GIVEN TASK: Repeat each entry exactly and drop the pictures.

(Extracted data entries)

==*==

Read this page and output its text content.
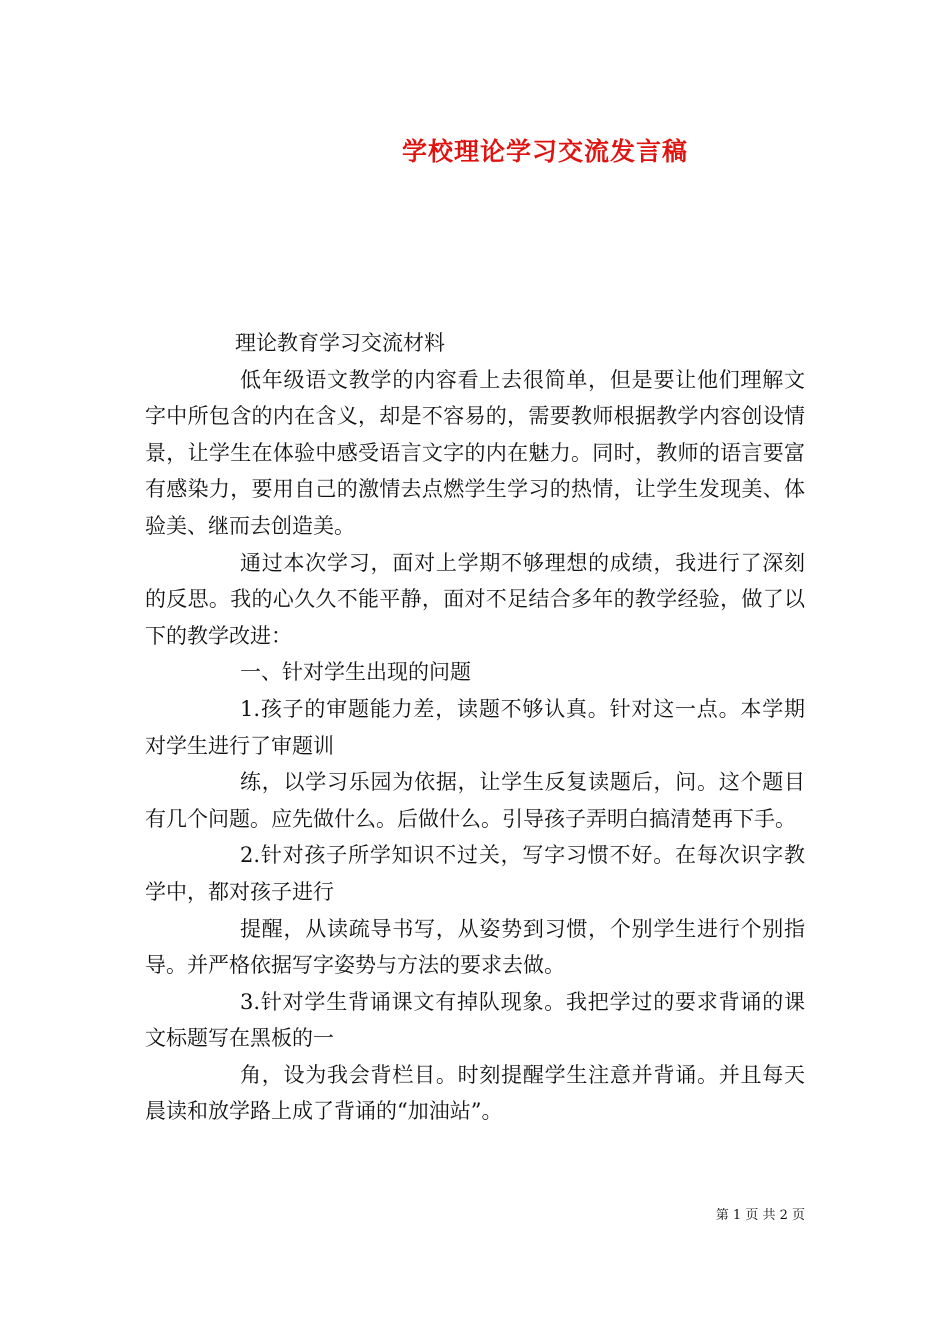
学校理论学习交流发言稿

理论教育学习交流材料

低年级语文教学的内容看上去很简单，但是要让他们理解文字中所包含的内在含义，却是不容易的，需要教师根据教学内容创设情景，让学生在体验中感受语言文字的内在魅力。同时，教师的语言要富有感染力，要用自己的激情去点燃学生学习的热情，让学生发现美、体验美、继而去创造美。

通过本次学习，面对上学期不够理想的成绩，我进行了深刻的反思。我的心久久不能平静，面对不足结合多年的教学经验，做了以下的教学改进：

一、针对学生出现的问题

1.孩子的审题能力差，读题不够认真。针对这一点。本学期对学生进行了审题训

练，以学习乐园为依据，让学生反复读题后，问。这个题目有几个问题。应先做什么。后做什么。引导孩子弄明白搞清楚再下手。

2.针对孩子所学知识不过关，写字习惯不好。在每次识字教学中，都对孩子进行

提醒，从读疏导书写，从姿势到习惯，个别学生进行个别指导。并严格依据写字姿势与方法的要求去做。

3.针对学生背诵课文有掉队现象。我把学过的要求背诵的课文标题写在黑板的一

角，设为我会背栏目。时刻提醒学生注意并背诵。并且每天晨读和放学路上成了背诵的“加油站”。

第 1 页 共 2 页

==*==

EXERCISE RESULT:
Read this page and output its text content.
学校理论学习交流发言稿

理论教育学习交流材料

低年级语文教学的内容看上去很简单，但是要让他们理解文字中所包含的内在含义，却是不容易的，需要教师根据教学内容创设情景，让学生在体验中感受语言文字的内在魅力。同时，教师的语言要富有感染力，要用自己的激情去点燃学生学习的热情，让学生发现美、体验美、继而去创造美。

通过本次学习，面对上学期不够理想的成绩，我进行了深刻的反思。我的心久久不能平静，面对不足结合多年的教学经验，做了以下的教学改进：

一、针对学生出现的问题

1.孩子的审题能力差，读题不够认真。针对这一点。本学期对学生进行了审题训

练，以学习乐园为依据，让学生反复读题后，问。这个题目有几个问题。应先做什么。后做什么。引导孩子弄明白搞清楚再下手。

2.针对孩子所学知识不过关，写字习惯不好。在每次识字教学中，都对孩子进行

提醒，从读疏导书写，从姿势到习惯，个别学生进行个别指导。并严格依据写字姿势与方法的要求去做。

3.针对学生背诵课文有掉队现象。我把学过的要求背诵的课文标题写在黑板的一

角，设为我会背栏目。时刻提醒学生注意并背诵。并且每天晨读和放学路上成了背诵的“加油站”。

第 1 页 共 2 页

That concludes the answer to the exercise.